* _WHAT THE EXERCISE ASKS_
Every line with the string "values" should be gathered.

* _Stored records_

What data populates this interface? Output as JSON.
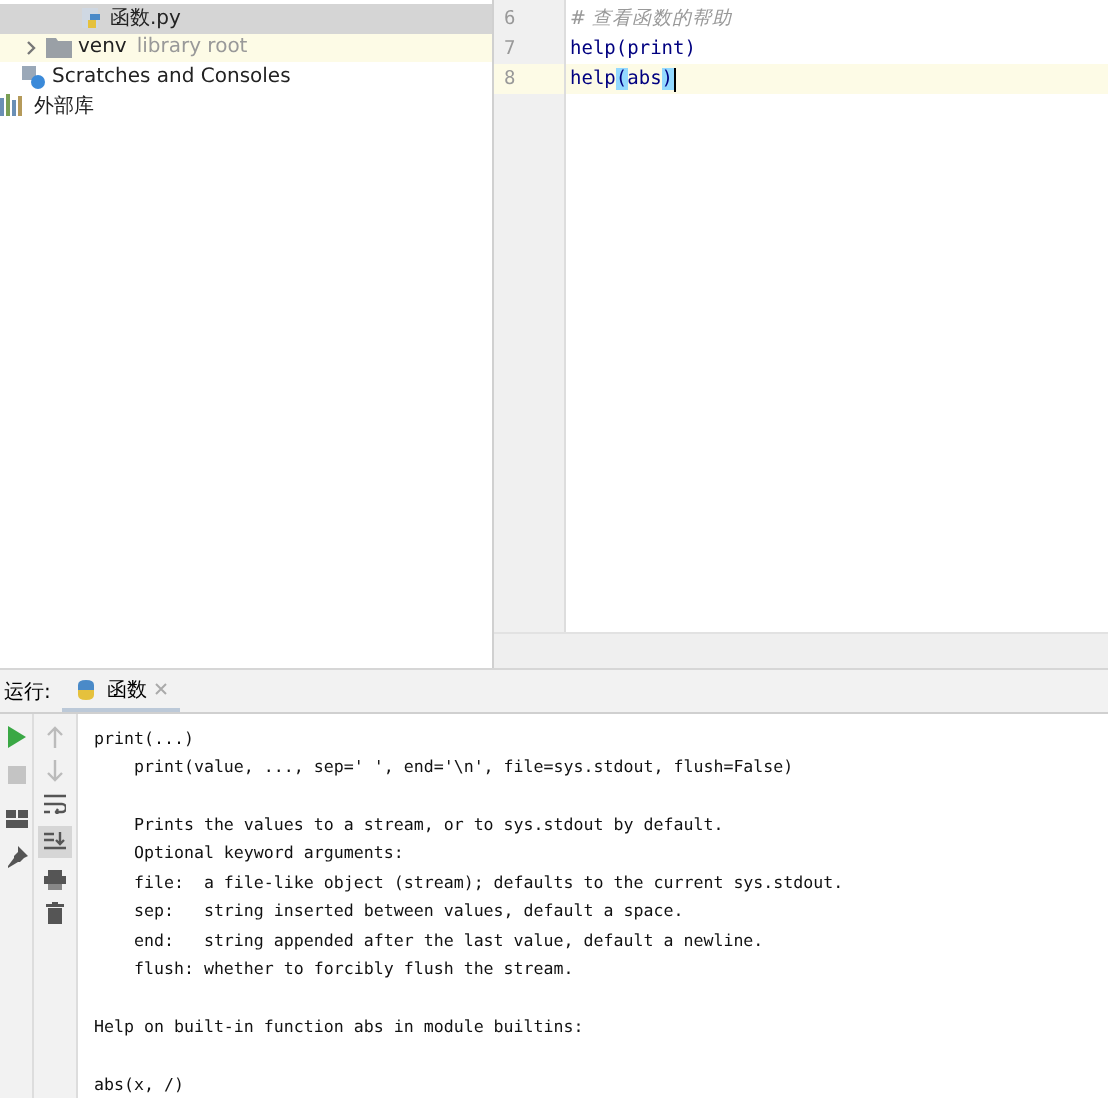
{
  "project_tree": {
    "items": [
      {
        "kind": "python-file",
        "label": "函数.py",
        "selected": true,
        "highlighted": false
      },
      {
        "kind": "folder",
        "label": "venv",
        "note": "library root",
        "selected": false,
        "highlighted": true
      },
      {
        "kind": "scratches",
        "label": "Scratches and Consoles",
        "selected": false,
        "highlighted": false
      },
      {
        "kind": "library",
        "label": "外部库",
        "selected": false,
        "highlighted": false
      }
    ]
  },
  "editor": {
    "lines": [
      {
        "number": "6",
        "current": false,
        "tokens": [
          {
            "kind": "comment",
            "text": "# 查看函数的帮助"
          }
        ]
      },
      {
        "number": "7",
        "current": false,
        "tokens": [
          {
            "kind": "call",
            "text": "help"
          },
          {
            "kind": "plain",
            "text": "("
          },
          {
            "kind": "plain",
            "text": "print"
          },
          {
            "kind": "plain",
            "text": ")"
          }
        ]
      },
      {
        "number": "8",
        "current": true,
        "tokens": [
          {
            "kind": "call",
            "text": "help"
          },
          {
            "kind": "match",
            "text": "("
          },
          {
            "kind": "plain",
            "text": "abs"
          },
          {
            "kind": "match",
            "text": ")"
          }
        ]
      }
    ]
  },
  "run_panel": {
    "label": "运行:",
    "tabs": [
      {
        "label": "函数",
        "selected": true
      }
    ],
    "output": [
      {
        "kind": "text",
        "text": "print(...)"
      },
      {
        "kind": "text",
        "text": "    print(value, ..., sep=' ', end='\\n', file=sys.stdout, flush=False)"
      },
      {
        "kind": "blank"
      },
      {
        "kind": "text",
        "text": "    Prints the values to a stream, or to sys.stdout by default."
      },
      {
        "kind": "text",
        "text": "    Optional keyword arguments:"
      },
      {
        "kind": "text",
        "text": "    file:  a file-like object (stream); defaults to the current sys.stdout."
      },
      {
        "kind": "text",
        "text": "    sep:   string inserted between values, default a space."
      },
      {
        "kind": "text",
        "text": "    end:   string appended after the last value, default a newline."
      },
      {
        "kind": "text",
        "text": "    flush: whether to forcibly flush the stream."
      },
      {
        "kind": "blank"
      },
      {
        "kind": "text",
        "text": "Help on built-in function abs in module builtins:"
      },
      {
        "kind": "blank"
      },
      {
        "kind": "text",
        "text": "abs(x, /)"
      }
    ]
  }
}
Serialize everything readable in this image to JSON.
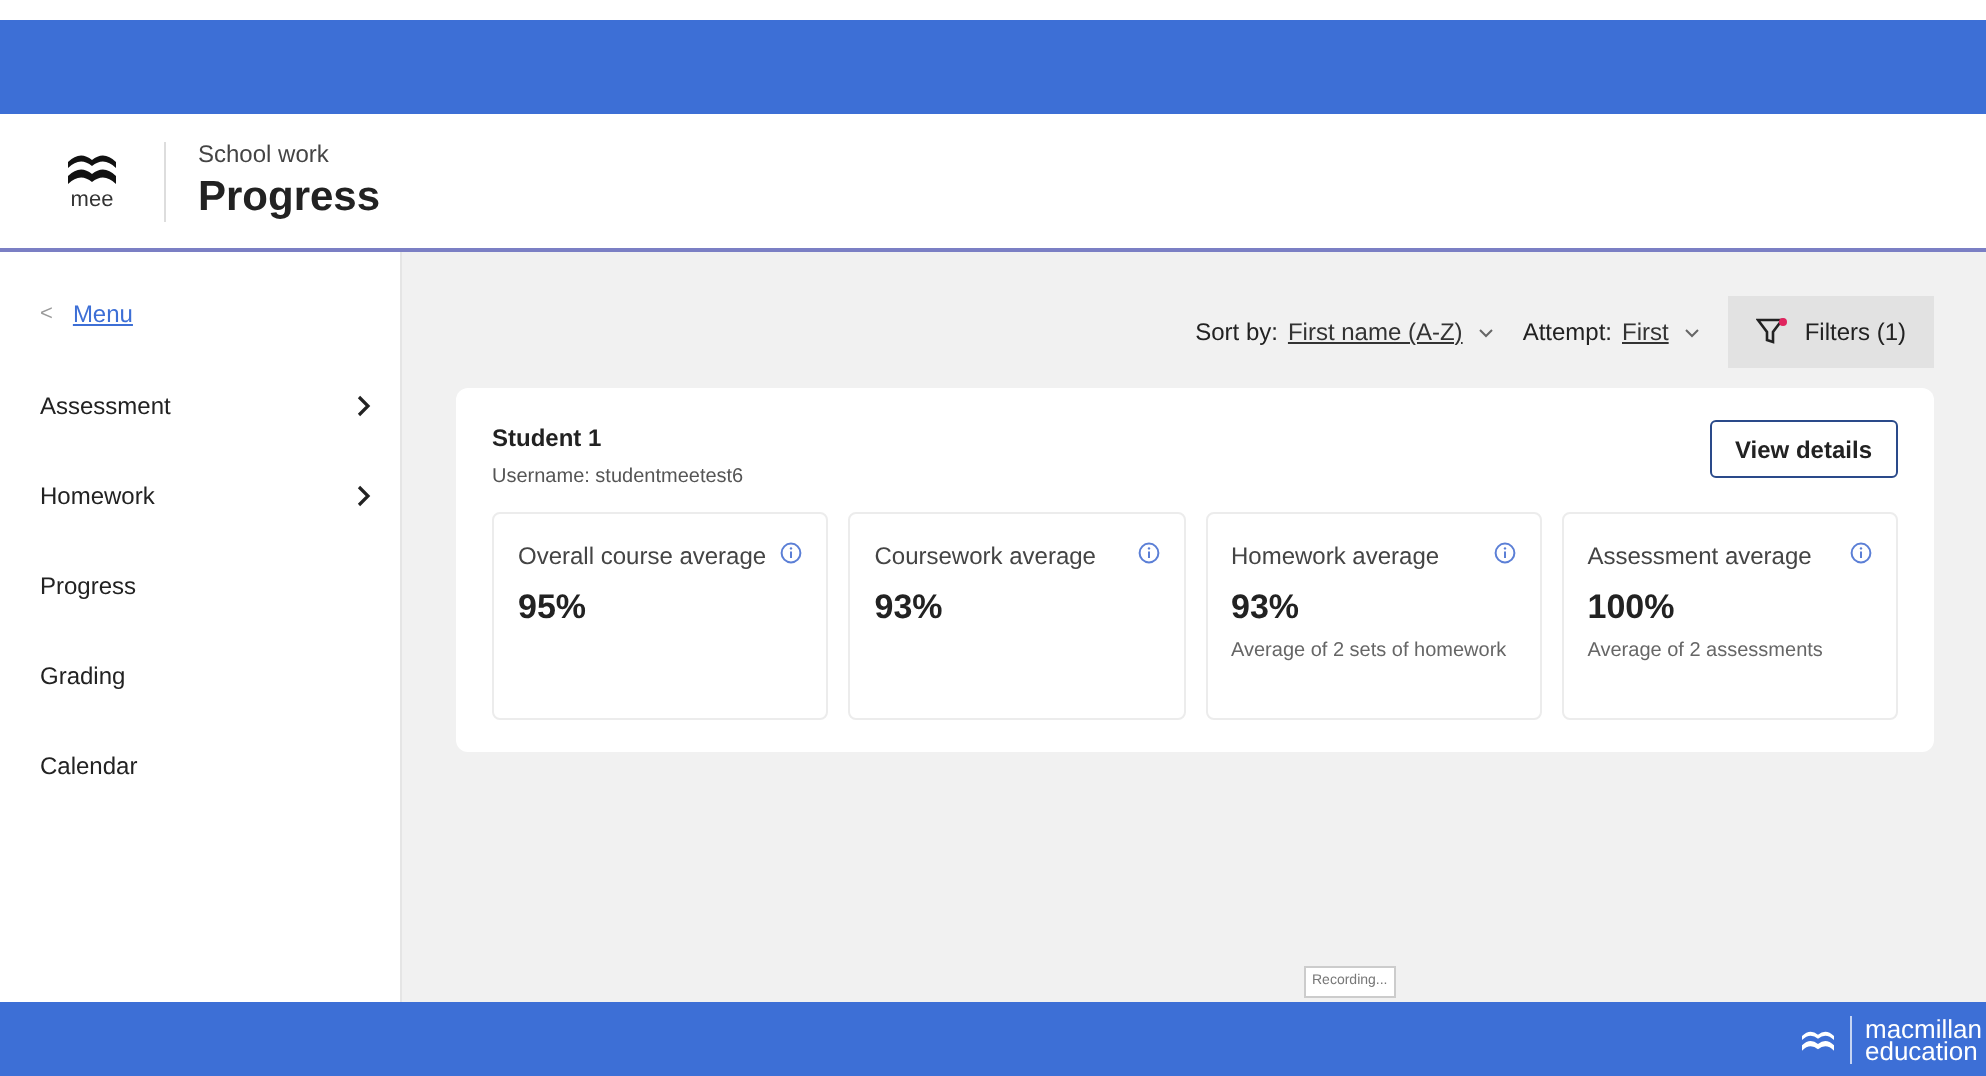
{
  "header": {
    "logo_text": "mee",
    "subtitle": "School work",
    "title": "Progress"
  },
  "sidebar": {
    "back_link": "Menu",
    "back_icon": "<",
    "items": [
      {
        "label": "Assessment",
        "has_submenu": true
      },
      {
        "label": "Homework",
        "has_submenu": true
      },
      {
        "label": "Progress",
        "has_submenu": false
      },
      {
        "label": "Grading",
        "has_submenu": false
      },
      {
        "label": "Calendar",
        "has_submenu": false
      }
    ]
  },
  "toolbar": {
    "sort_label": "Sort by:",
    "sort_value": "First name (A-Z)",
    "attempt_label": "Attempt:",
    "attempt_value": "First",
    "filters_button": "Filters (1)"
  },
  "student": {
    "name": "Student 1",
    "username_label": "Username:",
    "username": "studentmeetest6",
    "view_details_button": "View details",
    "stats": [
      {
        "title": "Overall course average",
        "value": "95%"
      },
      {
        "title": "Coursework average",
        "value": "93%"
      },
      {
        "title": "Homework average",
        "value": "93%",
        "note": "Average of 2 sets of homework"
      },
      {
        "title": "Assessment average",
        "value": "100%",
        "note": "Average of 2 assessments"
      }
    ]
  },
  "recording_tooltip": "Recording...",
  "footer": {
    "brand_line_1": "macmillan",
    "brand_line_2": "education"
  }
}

* _TASK ANSWER_
        "text": "    Prints the values to a stream, or to sys.stdout by default."
        "text": "    sep:   string inserted between values, default a space."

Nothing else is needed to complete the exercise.